=== Text under study ===
▬▬▬
The front entrance to BIE. This is the main building on campus and the only one you can see from the street.

The front gate.

The west building. This is where our dorms are.

The east building. This is where we have our classes.

Typical classroom at CET. Small, usually has either 8 or 4 students.

Side note on academics… CET’s program consists of classes from 8:25 am-11:30 am, every day Monday through Thursday.  (I hear we get more classes come next week) The classes consist of one large class for the first hour with a class size of about 8 students and one teacher. Then afterwards we have 2 hours of drill classes with a class size of 4 students and one teacher. Every night we also have homework to help us review the day’s lesson and prepare us for the next day. In general it takes about 2-3 hours to finish. On Friday, we have our weekly test, which lasts from 8:40-11:30.
▬▬▬
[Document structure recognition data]

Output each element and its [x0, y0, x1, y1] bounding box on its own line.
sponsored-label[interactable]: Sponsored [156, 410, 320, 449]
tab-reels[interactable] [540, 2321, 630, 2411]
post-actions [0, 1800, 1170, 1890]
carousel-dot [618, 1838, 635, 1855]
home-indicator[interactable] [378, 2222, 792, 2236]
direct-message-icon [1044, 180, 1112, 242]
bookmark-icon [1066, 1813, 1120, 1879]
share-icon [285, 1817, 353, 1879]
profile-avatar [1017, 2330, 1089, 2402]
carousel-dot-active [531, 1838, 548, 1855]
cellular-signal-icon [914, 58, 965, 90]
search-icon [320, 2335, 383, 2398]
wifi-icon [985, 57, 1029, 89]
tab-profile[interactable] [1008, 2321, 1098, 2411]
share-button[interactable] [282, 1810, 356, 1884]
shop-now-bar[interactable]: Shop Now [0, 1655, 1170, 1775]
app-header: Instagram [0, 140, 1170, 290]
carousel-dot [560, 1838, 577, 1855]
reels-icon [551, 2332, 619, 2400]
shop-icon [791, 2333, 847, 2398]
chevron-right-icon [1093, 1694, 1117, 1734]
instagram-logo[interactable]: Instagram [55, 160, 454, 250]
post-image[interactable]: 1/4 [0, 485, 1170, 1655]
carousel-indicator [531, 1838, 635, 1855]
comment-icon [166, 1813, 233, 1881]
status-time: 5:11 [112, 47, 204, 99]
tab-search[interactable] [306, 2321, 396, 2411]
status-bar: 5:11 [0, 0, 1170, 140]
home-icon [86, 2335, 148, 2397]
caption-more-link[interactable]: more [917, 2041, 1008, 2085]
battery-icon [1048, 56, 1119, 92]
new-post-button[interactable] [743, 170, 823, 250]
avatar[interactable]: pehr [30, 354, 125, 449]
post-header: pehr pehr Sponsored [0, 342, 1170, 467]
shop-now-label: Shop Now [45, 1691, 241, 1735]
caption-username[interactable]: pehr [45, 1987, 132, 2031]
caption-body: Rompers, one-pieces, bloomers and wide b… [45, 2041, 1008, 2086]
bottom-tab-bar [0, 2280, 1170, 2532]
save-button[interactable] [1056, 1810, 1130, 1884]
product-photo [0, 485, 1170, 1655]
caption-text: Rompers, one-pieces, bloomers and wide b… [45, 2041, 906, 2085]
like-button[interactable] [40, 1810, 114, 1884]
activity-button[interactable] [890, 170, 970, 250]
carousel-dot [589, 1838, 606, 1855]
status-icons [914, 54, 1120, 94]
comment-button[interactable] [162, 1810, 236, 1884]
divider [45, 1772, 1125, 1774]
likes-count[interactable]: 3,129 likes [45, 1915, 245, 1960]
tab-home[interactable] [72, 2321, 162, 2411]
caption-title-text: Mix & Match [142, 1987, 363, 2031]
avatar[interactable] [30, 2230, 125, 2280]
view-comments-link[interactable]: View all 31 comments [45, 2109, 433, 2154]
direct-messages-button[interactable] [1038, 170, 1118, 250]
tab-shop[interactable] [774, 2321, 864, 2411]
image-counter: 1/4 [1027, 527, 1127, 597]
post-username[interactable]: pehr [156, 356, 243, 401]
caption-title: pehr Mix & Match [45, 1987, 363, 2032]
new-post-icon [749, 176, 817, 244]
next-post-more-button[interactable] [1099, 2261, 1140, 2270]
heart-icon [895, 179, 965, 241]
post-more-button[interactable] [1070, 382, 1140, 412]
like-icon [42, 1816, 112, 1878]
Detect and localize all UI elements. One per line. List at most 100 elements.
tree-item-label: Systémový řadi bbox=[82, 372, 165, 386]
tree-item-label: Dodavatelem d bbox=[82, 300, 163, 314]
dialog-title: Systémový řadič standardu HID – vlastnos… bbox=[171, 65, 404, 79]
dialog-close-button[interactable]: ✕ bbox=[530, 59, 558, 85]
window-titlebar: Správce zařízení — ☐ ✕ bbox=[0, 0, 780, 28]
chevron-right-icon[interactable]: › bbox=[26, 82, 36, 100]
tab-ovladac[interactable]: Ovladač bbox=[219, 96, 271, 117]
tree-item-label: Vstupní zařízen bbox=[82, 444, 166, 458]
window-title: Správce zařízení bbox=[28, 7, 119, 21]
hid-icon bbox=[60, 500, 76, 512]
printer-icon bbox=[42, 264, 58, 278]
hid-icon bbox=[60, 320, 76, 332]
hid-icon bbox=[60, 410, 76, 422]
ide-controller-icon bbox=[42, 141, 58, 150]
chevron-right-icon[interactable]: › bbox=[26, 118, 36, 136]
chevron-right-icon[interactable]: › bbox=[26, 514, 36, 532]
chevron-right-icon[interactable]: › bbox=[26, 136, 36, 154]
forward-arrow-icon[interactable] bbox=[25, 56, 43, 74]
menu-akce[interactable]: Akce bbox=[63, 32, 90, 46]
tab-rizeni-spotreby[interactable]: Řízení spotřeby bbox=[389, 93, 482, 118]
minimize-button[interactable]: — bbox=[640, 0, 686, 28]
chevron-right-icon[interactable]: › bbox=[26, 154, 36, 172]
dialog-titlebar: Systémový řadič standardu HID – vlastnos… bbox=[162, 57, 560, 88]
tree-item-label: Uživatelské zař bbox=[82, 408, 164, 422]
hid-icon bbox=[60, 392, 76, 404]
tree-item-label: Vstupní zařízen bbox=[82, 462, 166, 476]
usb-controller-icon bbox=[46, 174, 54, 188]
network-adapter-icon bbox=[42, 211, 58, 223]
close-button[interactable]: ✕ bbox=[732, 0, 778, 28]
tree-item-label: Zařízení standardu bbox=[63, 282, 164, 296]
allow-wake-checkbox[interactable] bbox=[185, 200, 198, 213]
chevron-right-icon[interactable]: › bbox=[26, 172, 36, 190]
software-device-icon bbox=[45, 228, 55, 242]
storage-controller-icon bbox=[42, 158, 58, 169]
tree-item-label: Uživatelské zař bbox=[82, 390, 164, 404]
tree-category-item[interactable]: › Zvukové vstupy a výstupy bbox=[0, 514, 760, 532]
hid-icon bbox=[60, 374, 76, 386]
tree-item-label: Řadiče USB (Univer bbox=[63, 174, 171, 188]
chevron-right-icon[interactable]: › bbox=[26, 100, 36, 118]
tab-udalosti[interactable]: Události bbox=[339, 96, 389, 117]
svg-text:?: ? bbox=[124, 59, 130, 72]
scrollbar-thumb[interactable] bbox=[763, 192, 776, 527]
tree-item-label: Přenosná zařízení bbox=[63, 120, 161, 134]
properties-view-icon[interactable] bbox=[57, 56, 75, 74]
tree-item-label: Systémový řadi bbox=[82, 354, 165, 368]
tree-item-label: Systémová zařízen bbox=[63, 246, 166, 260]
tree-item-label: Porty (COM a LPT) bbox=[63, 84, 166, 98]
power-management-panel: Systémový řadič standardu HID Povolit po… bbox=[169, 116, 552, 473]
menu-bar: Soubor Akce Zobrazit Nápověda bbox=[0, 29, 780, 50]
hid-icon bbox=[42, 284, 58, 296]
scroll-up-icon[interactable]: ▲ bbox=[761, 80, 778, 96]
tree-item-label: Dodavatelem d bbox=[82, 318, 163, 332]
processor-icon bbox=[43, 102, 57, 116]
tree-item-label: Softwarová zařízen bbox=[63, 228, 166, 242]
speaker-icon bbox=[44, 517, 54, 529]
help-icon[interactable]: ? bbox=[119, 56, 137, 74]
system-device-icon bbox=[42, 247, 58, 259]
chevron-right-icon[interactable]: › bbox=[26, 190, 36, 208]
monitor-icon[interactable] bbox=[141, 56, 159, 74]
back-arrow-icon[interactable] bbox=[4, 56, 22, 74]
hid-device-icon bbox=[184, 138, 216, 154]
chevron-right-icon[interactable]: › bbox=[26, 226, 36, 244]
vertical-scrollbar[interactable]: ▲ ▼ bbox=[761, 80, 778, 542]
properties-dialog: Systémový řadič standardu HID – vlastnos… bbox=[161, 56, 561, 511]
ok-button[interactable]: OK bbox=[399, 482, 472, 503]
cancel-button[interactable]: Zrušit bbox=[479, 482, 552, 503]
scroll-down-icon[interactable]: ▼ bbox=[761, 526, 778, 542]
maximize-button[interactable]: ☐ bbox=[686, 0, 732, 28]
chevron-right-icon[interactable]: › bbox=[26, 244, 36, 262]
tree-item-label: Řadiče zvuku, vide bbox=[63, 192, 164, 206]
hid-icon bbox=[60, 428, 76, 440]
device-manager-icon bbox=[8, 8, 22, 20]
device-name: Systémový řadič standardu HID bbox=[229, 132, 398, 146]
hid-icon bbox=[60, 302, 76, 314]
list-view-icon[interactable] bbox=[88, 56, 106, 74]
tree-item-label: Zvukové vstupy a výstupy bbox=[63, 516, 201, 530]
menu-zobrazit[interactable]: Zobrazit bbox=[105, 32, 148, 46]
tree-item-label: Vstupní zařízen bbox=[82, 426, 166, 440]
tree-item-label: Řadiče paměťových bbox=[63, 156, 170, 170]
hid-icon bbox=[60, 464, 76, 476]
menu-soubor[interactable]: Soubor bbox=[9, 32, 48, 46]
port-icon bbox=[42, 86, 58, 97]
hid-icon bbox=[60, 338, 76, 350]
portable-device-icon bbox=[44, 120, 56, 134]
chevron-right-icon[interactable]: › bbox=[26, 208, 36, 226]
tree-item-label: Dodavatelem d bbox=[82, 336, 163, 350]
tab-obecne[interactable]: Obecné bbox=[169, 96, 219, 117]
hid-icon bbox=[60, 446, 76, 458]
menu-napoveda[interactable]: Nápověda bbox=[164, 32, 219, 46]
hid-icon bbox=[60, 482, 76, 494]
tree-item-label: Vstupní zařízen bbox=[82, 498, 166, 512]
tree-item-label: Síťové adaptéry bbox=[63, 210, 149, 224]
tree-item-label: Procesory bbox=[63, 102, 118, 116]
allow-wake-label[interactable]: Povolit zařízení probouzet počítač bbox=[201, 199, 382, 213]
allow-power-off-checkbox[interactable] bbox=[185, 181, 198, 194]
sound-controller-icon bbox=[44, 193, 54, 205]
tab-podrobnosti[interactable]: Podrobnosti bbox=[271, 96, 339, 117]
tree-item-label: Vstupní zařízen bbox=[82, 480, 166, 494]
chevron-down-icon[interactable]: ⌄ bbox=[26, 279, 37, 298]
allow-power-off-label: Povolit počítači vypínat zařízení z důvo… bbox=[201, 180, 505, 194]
▬▬▬
=== Exercise requirements ===
- 1) List every place or building that the captions in the campus and classes text identify.
- 2) Write the next part of the text about the campus and CET classes, starting after its last sentence.

=== Set of answers ===
- 1)
- The front entrance to BIE
- The front gate
- The west building
- The east building
- A typical classroom at CET

- 2)
In addition, there is also a full-time Chinese language pledge (which began on Monday September 3rd), which I’m proud to say is upheld by students both in and outside class (or so I’ve seen). This means all courses are taught in Mandarin Chinese, and students only speak Mandarin Chinese. Don’t let that sound too intimidating. The professors will not use English, but they do understand how hard and frustrating learning a foreign language can be for students, so they are usually willing to repeat or try to clarify themselves if the class is moving too fast for students. Also, this is just a verbal pledge, we are allowed write down words in English and show them to professors if we cannot explain ourselves using Chinese.

My dorm room at CET. My stuff on the right, Yuan Quan (my roomate)'s stuff on the left

Side note… my roommate is from China and his name is Yuan Quan. He’s a medical student studying traditional Chinese medicine (herbs, acupuncture, massage, etc.) at a hospital in Beijing, which I think is awesome!! In addition he’s a really nice guy, and like me, loves music and running. He’s even planning on running the Beijing marathon soon. I will not be joining in on that (running 26.2 miles, breathing in Beijing’s air is not something I’d be too excited about). But what is also really great about him is how much he knows about, and wants to teach me about Chinese culture.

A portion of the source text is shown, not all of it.